## Work required
Transcribe every record that appears below, exactly and in full.
* begin Records supplied *
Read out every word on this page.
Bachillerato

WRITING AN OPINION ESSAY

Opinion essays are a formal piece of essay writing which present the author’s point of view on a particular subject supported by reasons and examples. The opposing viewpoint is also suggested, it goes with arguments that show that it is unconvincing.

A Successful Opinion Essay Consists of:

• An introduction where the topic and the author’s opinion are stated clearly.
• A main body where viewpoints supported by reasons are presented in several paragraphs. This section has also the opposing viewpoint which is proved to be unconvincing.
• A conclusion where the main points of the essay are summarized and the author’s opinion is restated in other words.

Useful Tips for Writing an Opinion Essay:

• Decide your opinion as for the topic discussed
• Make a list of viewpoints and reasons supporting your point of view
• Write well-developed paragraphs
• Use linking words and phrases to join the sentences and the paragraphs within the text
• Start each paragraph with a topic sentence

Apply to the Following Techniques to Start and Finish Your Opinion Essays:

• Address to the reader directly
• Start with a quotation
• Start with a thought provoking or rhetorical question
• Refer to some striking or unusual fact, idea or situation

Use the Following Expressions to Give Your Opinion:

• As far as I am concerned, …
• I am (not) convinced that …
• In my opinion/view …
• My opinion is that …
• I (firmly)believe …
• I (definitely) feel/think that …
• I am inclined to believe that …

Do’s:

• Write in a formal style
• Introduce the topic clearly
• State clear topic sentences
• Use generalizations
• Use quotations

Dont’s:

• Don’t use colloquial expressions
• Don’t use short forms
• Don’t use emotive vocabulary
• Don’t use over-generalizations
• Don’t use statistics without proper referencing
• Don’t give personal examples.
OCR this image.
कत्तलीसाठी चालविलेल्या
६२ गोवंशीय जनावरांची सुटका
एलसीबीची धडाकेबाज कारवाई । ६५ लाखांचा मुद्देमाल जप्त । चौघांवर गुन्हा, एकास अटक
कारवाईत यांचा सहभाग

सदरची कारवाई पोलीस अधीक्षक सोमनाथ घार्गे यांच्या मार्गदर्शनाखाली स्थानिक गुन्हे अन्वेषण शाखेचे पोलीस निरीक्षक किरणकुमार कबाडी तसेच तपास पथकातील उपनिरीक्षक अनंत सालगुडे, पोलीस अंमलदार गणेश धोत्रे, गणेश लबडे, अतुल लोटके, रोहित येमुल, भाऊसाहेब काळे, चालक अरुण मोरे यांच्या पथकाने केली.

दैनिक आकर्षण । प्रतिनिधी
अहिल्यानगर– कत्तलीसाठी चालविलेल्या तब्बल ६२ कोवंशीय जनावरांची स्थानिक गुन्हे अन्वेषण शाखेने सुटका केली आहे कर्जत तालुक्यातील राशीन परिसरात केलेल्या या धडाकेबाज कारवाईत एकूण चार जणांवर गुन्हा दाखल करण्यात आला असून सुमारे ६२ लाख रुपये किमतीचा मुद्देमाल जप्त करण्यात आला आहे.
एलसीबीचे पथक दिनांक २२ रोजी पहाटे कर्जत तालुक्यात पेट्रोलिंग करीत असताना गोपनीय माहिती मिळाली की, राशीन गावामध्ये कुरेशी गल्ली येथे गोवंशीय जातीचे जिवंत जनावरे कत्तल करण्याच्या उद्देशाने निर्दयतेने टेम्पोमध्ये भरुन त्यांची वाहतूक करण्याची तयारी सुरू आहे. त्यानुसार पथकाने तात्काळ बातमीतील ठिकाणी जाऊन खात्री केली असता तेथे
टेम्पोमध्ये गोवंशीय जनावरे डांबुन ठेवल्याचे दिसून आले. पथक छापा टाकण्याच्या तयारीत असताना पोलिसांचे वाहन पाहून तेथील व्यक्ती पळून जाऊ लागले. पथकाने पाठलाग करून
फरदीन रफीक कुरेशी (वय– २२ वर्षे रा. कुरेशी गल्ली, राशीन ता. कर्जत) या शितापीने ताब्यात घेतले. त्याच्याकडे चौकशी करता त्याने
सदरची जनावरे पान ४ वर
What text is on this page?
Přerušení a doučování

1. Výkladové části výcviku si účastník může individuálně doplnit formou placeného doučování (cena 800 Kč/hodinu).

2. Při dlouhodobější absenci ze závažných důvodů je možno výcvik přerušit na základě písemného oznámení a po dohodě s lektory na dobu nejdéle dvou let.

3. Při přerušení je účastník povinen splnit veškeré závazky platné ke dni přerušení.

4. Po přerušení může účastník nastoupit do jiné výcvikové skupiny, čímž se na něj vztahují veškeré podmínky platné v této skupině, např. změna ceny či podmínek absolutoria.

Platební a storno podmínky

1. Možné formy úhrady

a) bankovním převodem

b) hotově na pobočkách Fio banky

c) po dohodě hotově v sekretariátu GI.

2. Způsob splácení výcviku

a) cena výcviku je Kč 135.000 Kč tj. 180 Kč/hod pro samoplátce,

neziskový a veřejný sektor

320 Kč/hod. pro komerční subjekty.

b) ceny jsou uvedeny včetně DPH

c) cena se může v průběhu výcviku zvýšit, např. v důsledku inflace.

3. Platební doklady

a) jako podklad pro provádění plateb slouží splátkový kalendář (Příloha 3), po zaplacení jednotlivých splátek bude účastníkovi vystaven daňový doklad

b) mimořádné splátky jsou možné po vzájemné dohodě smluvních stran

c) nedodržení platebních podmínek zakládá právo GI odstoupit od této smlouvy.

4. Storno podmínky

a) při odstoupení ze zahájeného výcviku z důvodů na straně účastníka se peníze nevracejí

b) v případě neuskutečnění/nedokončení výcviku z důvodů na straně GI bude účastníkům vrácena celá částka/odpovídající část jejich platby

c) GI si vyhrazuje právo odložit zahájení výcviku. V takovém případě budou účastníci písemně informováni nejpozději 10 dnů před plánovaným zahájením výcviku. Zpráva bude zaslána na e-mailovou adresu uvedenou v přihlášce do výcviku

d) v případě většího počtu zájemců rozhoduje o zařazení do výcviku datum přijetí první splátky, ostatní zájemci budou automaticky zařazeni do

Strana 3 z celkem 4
* end Records supplied *
## Result below
Read out every word on this page.
Bachillerato

WRITING AN OPINION ESSAY

Opinion essays are a formal piece of essay writing which present the author’s point of view on a particular subject supported by reasons and examples. The opposing viewpoint is also suggested, it goes with arguments that show that it is unconvincing.

A Successful Opinion Essay Consists of:

• An introduction where the topic and the author’s opinion are stated clearly.
• A main body where viewpoints supported by reasons are presented in several paragraphs. This section has also the opposing viewpoint which is proved to be unconvincing.
• A conclusion where the main points of the essay are summarized and the author’s opinion is restated in other words.

Useful Tips for Writing an Opinion Essay:

• Decide your opinion as for the topic discussed
• Make a list of viewpoints and reasons supporting your point of view
• Write well-developed paragraphs
• Use linking words and phrases to join the sentences and the paragraphs within the text
• Start each paragraph with a topic sentence

Apply to the Following Techniques to Start and Finish Your Opinion Essays:

• Address to the reader directly
• Start with a quotation
• Start with a thought provoking or rhetorical question
• Refer to some striking or unusual fact, idea or situation

Use the Following Expressions to Give Your Opinion:

• As far as I am concerned, …
• I am (not) convinced that …
• In my opinion/view …
• My opinion is that …
• I (firmly)believe …
• I (definitely) feel/think that …
• I am inclined to believe that …

Do’s:

• Write in a formal style
• Introduce the topic clearly
• State clear topic sentences
• Use generalizations
• Use quotations

Dont’s:

• Don’t use colloquial expressions
• Don’t use short forms
• Don’t use emotive vocabulary
• Don’t use over-generalizations
• Don’t use statistics without proper referencing
• Don’t give personal examples.
OCR this image.
कत्तलीसाठी चालविलेल्या
६२ गोवंशीय जनावरांची सुटका
एलसीबीची धडाकेबाज कारवाई । ६५ लाखांचा मुद्देमाल जप्त । चौघांवर गुन्हा, एकास अटक
कारवाईत यांचा सहभाग

सदरची कारवाई पोलीस अधीक्षक सोमनाथ घार्गे यांच्या मार्गदर्शनाखाली स्थानिक गुन्हे अन्वेषण शाखेचे पोलीस निरीक्षक किरणकुमार कबाडी तसेच तपास पथकातील उपनिरीक्षक अनंत सालगुडे, पोलीस अंमलदार गणेश धोत्रे, गणेश लबडे, अतुल लोटके, रोहित येमुल, भाऊसाहेब काळे, चालक अरुण मोरे यांच्या पथकाने केली.

दैनिक आकर्षण । प्रतिनिधी
अहिल्यानगर– कत्तलीसाठी चालविलेल्या तब्बल ६२ कोवंशीय जनावरांची स्थानिक गुन्हे अन्वेषण शाखेने सुटका केली आहे कर्जत तालुक्यातील राशीन परिसरात केलेल्या या धडाकेबाज कारवाईत एकूण चार जणांवर गुन्हा दाखल करण्यात आला असून सुमारे ६२ लाख रुपये किमतीचा मुद्देमाल जप्त करण्यात आला आहे.
एलसीबीचे पथक दिनांक २२ रोजी पहाटे कर्जत तालुक्यात पेट्रोलिंग करीत असताना गोपनीय माहिती मिळाली की, राशीन गावामध्ये कुरेशी गल्ली येथे गोवंशीय जातीचे जिवंत जनावरे कत्तल करण्याच्या उद्देशाने निर्दयतेने टेम्पोमध्ये भरुन त्यांची वाहतूक करण्याची तयारी सुरू आहे. त्यानुसार पथकाने तात्काळ बातमीतील ठिकाणी जाऊन खात्री केली असता तेथे
टेम्पोमध्ये गोवंशीय जनावरे डांबुन ठेवल्याचे दिसून आले. पथक छापा टाकण्याच्या तयारीत असताना पोलिसांचे वाहन पाहून तेथील व्यक्ती पळून जाऊ लागले. पथकाने पाठलाग करून
फरदीन रफीक कुरेशी (वय– २२ वर्षे रा. कुरेशी गल्ली, राशीन ता. कर्जत) या शितापीने ताब्यात घेतले. त्याच्याकडे चौकशी करता त्याने
सदरची जनावरे पान ४ वर
What text is on this page?
Přerušení a doučování

1. Výkladové části výcviku si účastník může individuálně doplnit formou placeného doučování (cena 800 Kč/hodinu).

2. Při dlouhodobější absenci ze závažných důvodů je možno výcvik přerušit na základě písemného oznámení a po dohodě s lektory na dobu nejdéle dvou let.

3. Při přerušení je účastník povinen splnit veškeré závazky platné ke dni přerušení.

4. Po přerušení může účastník nastoupit do jiné výcvikové skupiny, čímž se na něj vztahují veškeré podmínky platné v této skupině, např. změna ceny či podmínek absolutoria.

Platební a storno podmínky

1. Možné formy úhrady

a) bankovním převodem

b) hotově na pobočkách Fio banky

c) po dohodě hotově v sekretariátu GI.

2. Způsob splácení výcviku

a) cena výcviku je Kč 135.000 Kč tj. 180 Kč/hod pro samoplátce,

neziskový a veřejný sektor

320 Kč/hod. pro komerční subjekty.

b) ceny jsou uvedeny včetně DPH

c) cena se může v průběhu výcviku zvýšit, např. v důsledku inflace.

3. Platební doklady

a) jako podklad pro provádění plateb slouží splátkový kalendář (Příloha 3), po zaplacení jednotlivých splátek bude účastníkovi vystaven daňový doklad

b) mimořádné splátky jsou možné po vzájemné dohodě smluvních stran

c) nedodržení platebních podmínek zakládá právo GI odstoupit od této smlouvy.

4. Storno podmínky

a) při odstoupení ze zahájeného výcviku z důvodů na straně účastníka se peníze nevracejí

b) v případě neuskutečnění/nedokončení výcviku z důvodů na straně GI bude účastníkům vrácena celá částka/odpovídající část jejich platby

c) GI si vyhrazuje právo odložit zahájení výcviku. V takovém případě budou účastníci písemně informováni nejpozději 10 dnů před plánovaným zahájením výcviku. Zpráva bude zaslána na e-mailovou adresu uvedenou v přihlášce do výcviku

d) v případě většího počtu zájemců rozhoduje o zařazení do výcviku datum přijetí první splátky, ostatní zájemci budou automaticky zařazeni do

Strana 3 z celkem 4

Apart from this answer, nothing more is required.